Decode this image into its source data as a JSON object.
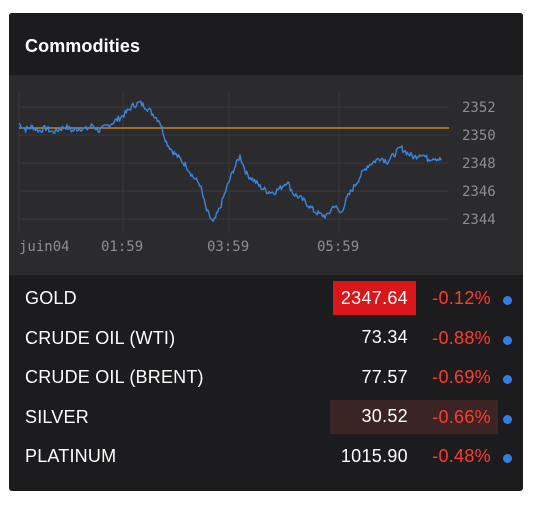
{
  "widget": {
    "title": "Commodities"
  },
  "chart": {
    "y_ticks": [
      "2352",
      "2350",
      "2348",
      "2346",
      "2344"
    ],
    "x_ticks": [
      "juin04",
      "01:59",
      "03:59",
      "05:59"
    ],
    "reference_value": "2350.5",
    "colors": {
      "line": "#3a85e0",
      "reference": "#c9822b",
      "background": "#2b2b2d",
      "grid": "#3a3a3d"
    }
  },
  "chart_data": {
    "type": "line",
    "title": "",
    "xlabel": "",
    "ylabel": "",
    "x_ticks": [
      "juin04",
      "01:59",
      "03:59",
      "05:59"
    ],
    "ylim": [
      2343,
      2353
    ],
    "reference_line": 2350.5,
    "series": [
      {
        "values": [
          2350.8,
          2350.4,
          2350.6,
          2350.3,
          2350.5,
          2350.2,
          2350.4,
          2350.6,
          2350.3,
          2350.5,
          2350.4,
          2350.7,
          2350.3,
          2350.6,
          2350.9,
          2351.2,
          2351.6,
          2352.1,
          2352.3,
          2352.0,
          2351.5,
          2351.0,
          2349.5,
          2348.8,
          2348.3,
          2347.8,
          2347.0,
          2346.5,
          2344.6,
          2343.7,
          2344.8,
          2346.2,
          2347.5,
          2348.5,
          2347.2,
          2346.8,
          2346.3,
          2346.0,
          2345.9,
          2346.2,
          2346.7,
          2345.8,
          2345.5,
          2345.1,
          2344.6,
          2344.3,
          2344.2,
          2345.0,
          2344.4,
          2345.5,
          2346.3,
          2347.1,
          2347.8,
          2348.1,
          2348.4,
          2348.1,
          2348.6,
          2349.1,
          2348.7,
          2348.4,
          2348.7,
          2348.3,
          2348.4,
          2348.2
        ]
      }
    ]
  },
  "rows": [
    {
      "name": "GOLD",
      "price": "2347.64",
      "change": "-0.12%"
    },
    {
      "name": "CRUDE OIL (WTI)",
      "price": "73.34",
      "change": "-0.88%"
    },
    {
      "name": "CRUDE OIL (BRENT)",
      "price": "77.57",
      "change": "-0.69%"
    },
    {
      "name": "SILVER",
      "price": "30.52",
      "change": "-0.66%"
    },
    {
      "name": "PLATINUM",
      "price": "1015.90",
      "change": "-0.48%"
    }
  ],
  "colors": {
    "panel_bg": "#1c1c1e",
    "negative": "#ff3b30",
    "indicator_dot": "#2f7ee6",
    "price_flash_down": "#d9161a",
    "price_flash_soft": "#3a2424"
  }
}
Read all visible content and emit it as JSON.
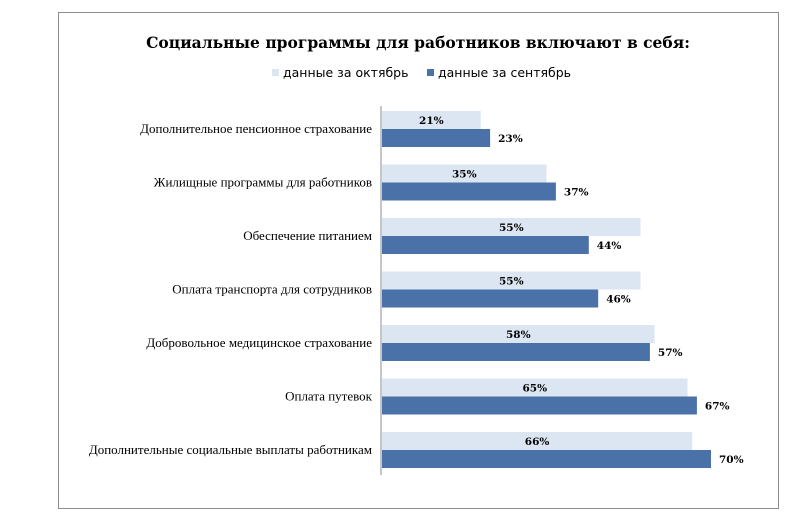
{
  "chart_data": {
    "type": "bar",
    "orientation": "horizontal",
    "title": "Социальные программы для работников включают в себя:",
    "categories": [
      "Дополнительное пенсионное страхование",
      "Жилищные программы для работников",
      "Обеспечение питанием",
      "Оплата транспорта для сотрудников",
      "Добровольное медицинское страхование",
      "Оплата путевок",
      "Дополнительные социальные выплаты работникам"
    ],
    "series": [
      {
        "name": "данные за октябрь",
        "color": "#dce6f2",
        "values": [
          21,
          35,
          55,
          55,
          58,
          65,
          66
        ]
      },
      {
        "name": "данные за сентябрь",
        "color": "#4a72a8",
        "values": [
          23,
          37,
          44,
          46,
          57,
          67,
          70
        ]
      }
    ],
    "value_suffix": "%",
    "xlim": [
      0,
      100
    ],
    "grid": false,
    "legend_position": "top"
  }
}
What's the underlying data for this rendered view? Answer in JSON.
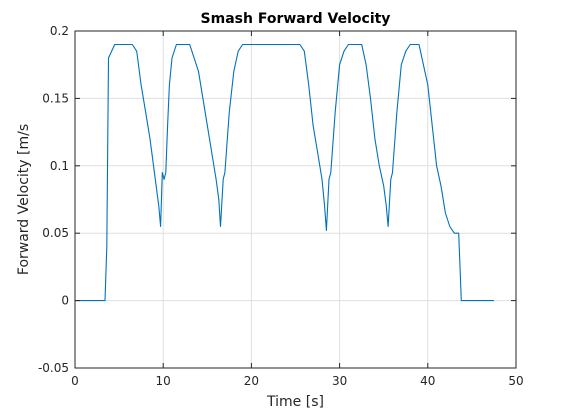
{
  "chart_data": {
    "type": "line",
    "title": "Smash Forward Velocity",
    "xlabel": "Time [s]",
    "ylabel": "Forward Velocity [m/s",
    "xlim": [
      0,
      50
    ],
    "ylim": [
      -0.05,
      0.2
    ],
    "xticks": [
      0,
      10,
      20,
      30,
      40,
      50
    ],
    "xtick_labels": [
      "0",
      "10",
      "20",
      "30",
      "40",
      "50"
    ],
    "yticks": [
      -0.05,
      0,
      0.05,
      0.1,
      0.15,
      0.2
    ],
    "ytick_labels": [
      "-0.05",
      "0",
      "0.05",
      "0.1",
      "0.15",
      "0.2"
    ],
    "grid": true,
    "series": [
      {
        "color": "#0072BD",
        "x": [
          0,
          3.4,
          3.6,
          3.8,
          4.5,
          5.5,
          6.5,
          7.0,
          7.5,
          8.0,
          8.5,
          9.0,
          9.5,
          9.7,
          9.9,
          10.1,
          10.3,
          10.5,
          10.7,
          11.0,
          11.5,
          12.0,
          13.0,
          14.0,
          14.5,
          15.0,
          15.5,
          16.0,
          16.3,
          16.5,
          16.8,
          17.0,
          17.5,
          18.0,
          18.5,
          19.0,
          20.0,
          22.0,
          24.0,
          25.5,
          26.0,
          26.5,
          27.0,
          27.5,
          28.0,
          28.3,
          28.5,
          28.8,
          29.0,
          29.5,
          30.0,
          30.5,
          31.0,
          32.5,
          33.0,
          33.5,
          34.0,
          34.5,
          35.0,
          35.3,
          35.5,
          35.8,
          36.0,
          36.5,
          37.0,
          37.5,
          38.0,
          39.0,
          39.5,
          40.0,
          40.5,
          41.0,
          41.5,
          42.0,
          42.5,
          43.0,
          43.2,
          43.5,
          43.8,
          44.0,
          45.0,
          47.5
        ],
        "y": [
          0,
          0,
          0.04,
          0.18,
          0.19,
          0.19,
          0.19,
          0.185,
          0.16,
          0.14,
          0.12,
          0.095,
          0.07,
          0.055,
          0.095,
          0.09,
          0.095,
          0.13,
          0.16,
          0.18,
          0.19,
          0.19,
          0.19,
          0.17,
          0.15,
          0.13,
          0.11,
          0.09,
          0.075,
          0.055,
          0.09,
          0.095,
          0.14,
          0.17,
          0.185,
          0.19,
          0.19,
          0.19,
          0.19,
          0.19,
          0.185,
          0.16,
          0.13,
          0.11,
          0.09,
          0.07,
          0.052,
          0.09,
          0.095,
          0.14,
          0.175,
          0.185,
          0.19,
          0.19,
          0.175,
          0.15,
          0.12,
          0.1,
          0.085,
          0.07,
          0.055,
          0.09,
          0.095,
          0.14,
          0.175,
          0.185,
          0.19,
          0.19,
          0.175,
          0.16,
          0.13,
          0.1,
          0.085,
          0.065,
          0.055,
          0.05,
          0.05,
          0.05,
          0.0,
          0,
          0,
          0
        ]
      }
    ]
  }
}
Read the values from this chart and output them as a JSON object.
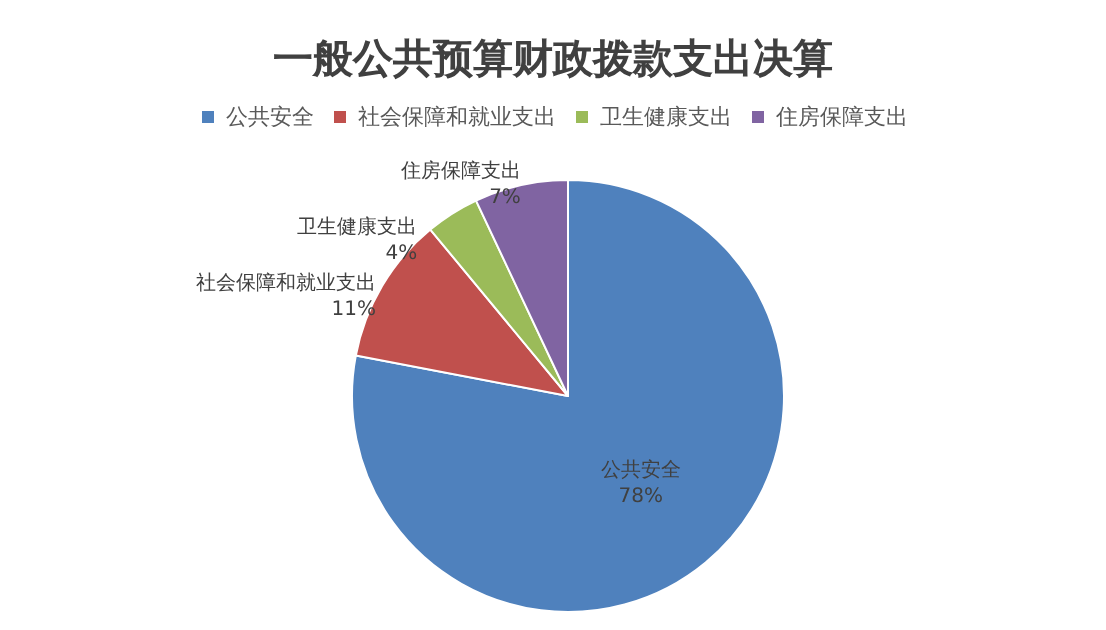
{
  "chart_data": {
    "type": "pie",
    "title": "一般公共预算财政拨款支出决算",
    "categories": [
      "公共安全",
      "社会保障和就业支出",
      "卫生健康支出",
      "住房保障支出"
    ],
    "values": [
      78,
      11,
      4,
      7
    ],
    "colors": [
      "#4f81bd",
      "#c0504d",
      "#9bbb59",
      "#8064a2"
    ],
    "value_labels": [
      "78%",
      "11%",
      "4%",
      "7%"
    ],
    "legend": "top"
  }
}
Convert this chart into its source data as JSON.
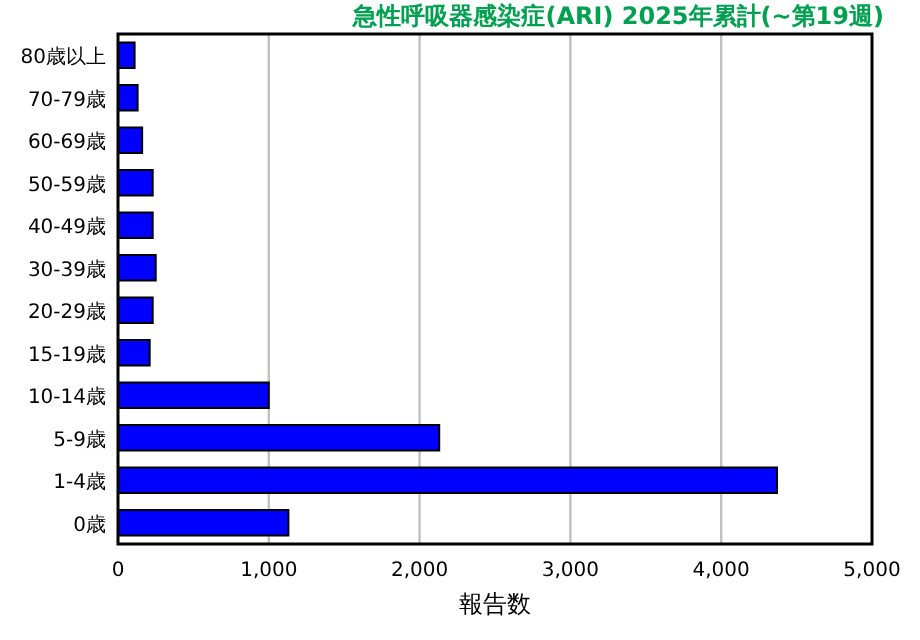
{
  "chart_data": {
    "type": "bar",
    "orientation": "horizontal",
    "title": "急性呼吸器感染症(ARI) 2025年累計(~第19週)",
    "xlabel": "報告数",
    "categories": [
      "80歳以上",
      "70-79歳",
      "60-69歳",
      "50-59歳",
      "40-49歳",
      "30-39歳",
      "20-29歳",
      "15-19歳",
      "10-14歳",
      "5-9歳",
      "1-4歳",
      "0歳"
    ],
    "values": [
      110,
      130,
      160,
      230,
      230,
      250,
      230,
      210,
      1000,
      2130,
      4370,
      1130
    ],
    "color": "#0000ff",
    "xlim": [
      0,
      5000
    ],
    "xticks": [
      0,
      {
        "value": 1000,
        "label": "1,000"
      },
      {
        "value": 2000,
        "label": "2,000"
      },
      {
        "value": 3000,
        "label": "3,000"
      },
      {
        "value": 4000,
        "label": "4,000"
      },
      {
        "value": 5000,
        "label": "5,000"
      }
    ],
    "grid": "x"
  }
}
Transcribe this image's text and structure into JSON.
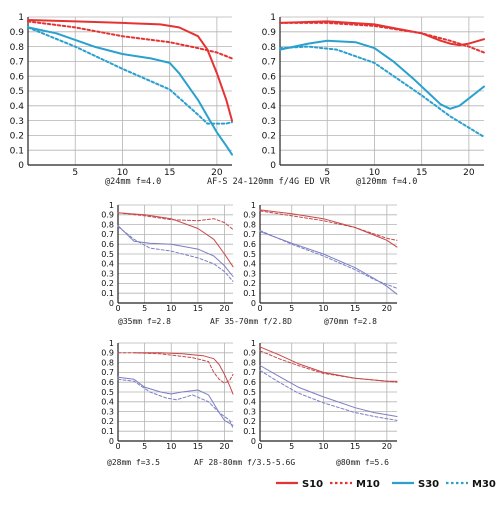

────

#### [SET EXERCISE]
Give the number of lines in the records that contain the string "object", and nothing besides.

#### [SOLUTION TO THE EXERCISE]
2